Stored data:
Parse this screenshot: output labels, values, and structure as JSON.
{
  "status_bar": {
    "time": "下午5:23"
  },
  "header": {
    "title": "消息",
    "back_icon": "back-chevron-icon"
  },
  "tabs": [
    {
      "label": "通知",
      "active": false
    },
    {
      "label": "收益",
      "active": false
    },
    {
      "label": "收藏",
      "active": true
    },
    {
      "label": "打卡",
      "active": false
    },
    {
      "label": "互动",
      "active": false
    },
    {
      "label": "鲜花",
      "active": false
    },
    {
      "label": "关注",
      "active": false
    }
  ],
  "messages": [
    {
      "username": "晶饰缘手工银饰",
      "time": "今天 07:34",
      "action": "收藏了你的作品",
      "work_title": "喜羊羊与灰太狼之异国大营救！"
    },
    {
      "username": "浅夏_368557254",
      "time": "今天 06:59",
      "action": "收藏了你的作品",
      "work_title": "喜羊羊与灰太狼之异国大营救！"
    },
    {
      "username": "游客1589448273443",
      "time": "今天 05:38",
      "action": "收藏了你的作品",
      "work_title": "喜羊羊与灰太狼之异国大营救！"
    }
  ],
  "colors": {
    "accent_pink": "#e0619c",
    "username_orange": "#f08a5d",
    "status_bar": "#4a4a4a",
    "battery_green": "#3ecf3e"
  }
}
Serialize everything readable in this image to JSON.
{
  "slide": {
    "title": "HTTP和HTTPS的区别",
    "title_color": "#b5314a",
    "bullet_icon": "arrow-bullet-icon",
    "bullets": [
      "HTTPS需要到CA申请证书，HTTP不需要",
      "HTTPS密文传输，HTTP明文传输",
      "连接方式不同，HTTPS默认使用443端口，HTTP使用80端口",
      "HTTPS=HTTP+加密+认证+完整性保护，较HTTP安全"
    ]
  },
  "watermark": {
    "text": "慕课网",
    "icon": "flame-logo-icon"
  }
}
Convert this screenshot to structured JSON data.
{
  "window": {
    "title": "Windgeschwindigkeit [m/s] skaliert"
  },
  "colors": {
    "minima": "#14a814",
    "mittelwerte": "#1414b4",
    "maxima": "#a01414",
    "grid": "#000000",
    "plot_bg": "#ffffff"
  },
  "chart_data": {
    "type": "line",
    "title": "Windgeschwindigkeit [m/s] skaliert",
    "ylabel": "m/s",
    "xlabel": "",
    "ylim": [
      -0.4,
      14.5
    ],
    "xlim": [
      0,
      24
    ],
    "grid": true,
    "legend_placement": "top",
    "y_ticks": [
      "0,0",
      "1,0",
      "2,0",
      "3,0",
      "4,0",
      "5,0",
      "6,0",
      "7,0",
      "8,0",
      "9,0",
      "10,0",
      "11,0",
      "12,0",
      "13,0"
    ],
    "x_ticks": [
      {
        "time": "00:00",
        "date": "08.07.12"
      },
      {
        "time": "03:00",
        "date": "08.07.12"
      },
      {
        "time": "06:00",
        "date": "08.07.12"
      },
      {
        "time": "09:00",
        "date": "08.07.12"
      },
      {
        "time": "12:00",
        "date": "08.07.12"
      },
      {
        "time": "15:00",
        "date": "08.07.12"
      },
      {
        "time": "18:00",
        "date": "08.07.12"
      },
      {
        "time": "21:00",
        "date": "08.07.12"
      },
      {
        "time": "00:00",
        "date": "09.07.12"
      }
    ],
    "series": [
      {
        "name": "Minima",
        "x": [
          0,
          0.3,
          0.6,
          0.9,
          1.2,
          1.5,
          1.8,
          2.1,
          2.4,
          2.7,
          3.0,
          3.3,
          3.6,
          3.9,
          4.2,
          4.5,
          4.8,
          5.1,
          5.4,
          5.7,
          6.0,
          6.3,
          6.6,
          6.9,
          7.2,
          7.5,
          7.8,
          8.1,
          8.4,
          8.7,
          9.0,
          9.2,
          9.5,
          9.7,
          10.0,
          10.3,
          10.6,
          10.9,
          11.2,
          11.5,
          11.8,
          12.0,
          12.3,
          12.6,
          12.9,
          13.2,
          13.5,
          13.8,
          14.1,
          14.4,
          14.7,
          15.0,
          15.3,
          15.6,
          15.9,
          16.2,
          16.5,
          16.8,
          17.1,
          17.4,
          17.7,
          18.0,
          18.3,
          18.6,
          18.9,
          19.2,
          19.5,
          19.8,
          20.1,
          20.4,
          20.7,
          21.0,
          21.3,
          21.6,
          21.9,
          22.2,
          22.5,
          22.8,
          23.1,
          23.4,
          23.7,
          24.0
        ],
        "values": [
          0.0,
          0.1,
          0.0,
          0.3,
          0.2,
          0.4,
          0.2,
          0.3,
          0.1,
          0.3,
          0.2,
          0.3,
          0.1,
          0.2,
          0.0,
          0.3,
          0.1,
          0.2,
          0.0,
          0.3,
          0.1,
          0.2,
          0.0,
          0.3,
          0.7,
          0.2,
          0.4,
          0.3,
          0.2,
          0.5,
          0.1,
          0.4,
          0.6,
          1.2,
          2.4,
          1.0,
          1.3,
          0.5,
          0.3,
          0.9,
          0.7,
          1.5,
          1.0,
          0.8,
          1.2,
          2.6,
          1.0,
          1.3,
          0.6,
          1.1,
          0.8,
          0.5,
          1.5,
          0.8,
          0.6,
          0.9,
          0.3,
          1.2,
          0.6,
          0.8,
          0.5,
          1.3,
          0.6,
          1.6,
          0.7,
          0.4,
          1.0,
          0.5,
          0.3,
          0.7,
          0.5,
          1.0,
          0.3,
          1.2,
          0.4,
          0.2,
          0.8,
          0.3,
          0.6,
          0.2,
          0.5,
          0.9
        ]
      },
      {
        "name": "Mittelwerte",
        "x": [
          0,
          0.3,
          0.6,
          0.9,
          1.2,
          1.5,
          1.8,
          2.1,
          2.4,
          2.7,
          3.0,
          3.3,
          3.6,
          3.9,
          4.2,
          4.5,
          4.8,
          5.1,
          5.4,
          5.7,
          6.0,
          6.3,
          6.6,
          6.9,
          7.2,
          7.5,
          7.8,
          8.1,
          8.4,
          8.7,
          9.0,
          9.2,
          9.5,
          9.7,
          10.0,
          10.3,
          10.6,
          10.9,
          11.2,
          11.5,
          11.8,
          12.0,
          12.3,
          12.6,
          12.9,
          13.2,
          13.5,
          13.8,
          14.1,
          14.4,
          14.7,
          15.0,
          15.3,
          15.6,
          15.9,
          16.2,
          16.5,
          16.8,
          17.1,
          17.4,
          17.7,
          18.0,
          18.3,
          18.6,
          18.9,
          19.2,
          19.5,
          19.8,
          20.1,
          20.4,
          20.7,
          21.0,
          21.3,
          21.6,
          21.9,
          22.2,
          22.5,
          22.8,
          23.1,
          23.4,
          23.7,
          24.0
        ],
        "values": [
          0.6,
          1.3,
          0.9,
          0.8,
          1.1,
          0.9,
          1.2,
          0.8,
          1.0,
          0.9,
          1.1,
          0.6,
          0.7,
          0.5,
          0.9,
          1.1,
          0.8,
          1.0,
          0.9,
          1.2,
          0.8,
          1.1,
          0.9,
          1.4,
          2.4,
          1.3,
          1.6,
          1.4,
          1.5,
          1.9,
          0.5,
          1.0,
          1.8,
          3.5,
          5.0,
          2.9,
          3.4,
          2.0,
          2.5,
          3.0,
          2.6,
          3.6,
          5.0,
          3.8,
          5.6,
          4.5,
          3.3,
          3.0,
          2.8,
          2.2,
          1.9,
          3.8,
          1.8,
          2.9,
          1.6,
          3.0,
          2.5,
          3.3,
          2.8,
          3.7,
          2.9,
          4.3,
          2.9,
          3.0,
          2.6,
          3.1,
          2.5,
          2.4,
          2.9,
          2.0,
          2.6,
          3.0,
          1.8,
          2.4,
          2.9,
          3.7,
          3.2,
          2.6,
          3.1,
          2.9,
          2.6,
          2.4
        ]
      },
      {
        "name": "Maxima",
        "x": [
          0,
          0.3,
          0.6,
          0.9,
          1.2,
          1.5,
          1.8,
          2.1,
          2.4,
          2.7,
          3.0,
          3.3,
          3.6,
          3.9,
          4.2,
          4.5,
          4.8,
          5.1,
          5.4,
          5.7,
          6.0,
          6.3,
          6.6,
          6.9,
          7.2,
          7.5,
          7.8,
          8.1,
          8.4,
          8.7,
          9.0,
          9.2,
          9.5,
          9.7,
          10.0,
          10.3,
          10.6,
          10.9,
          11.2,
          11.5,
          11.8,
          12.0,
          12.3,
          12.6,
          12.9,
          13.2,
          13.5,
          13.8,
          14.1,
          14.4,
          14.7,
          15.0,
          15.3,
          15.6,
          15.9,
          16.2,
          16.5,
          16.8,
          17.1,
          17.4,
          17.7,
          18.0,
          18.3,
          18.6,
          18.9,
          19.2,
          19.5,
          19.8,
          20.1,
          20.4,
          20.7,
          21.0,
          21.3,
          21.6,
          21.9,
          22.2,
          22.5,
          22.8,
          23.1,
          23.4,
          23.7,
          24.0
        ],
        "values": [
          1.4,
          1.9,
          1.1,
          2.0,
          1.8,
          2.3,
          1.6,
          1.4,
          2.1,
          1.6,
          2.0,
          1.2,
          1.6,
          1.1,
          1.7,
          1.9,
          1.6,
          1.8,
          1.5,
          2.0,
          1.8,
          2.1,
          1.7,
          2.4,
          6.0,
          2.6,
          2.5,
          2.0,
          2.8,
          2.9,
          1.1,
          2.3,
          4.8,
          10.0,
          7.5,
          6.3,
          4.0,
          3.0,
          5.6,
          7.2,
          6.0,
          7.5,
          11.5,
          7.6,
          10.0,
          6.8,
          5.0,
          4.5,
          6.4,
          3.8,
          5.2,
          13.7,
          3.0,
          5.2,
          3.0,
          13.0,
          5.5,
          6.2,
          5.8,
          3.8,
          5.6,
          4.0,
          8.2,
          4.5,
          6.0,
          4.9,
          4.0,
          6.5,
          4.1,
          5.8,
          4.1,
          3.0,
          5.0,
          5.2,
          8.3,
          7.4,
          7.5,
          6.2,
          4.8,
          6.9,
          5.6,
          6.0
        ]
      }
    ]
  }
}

§ What the exercise asks
Using the listing above, pull out all lines that hold the word "this".

§ Output of the task
Parse this screenshot: output labels, values, and structure as JSON.
Serialize everything readable in this image to JSON.
Convert this screenshot to structured JSON data.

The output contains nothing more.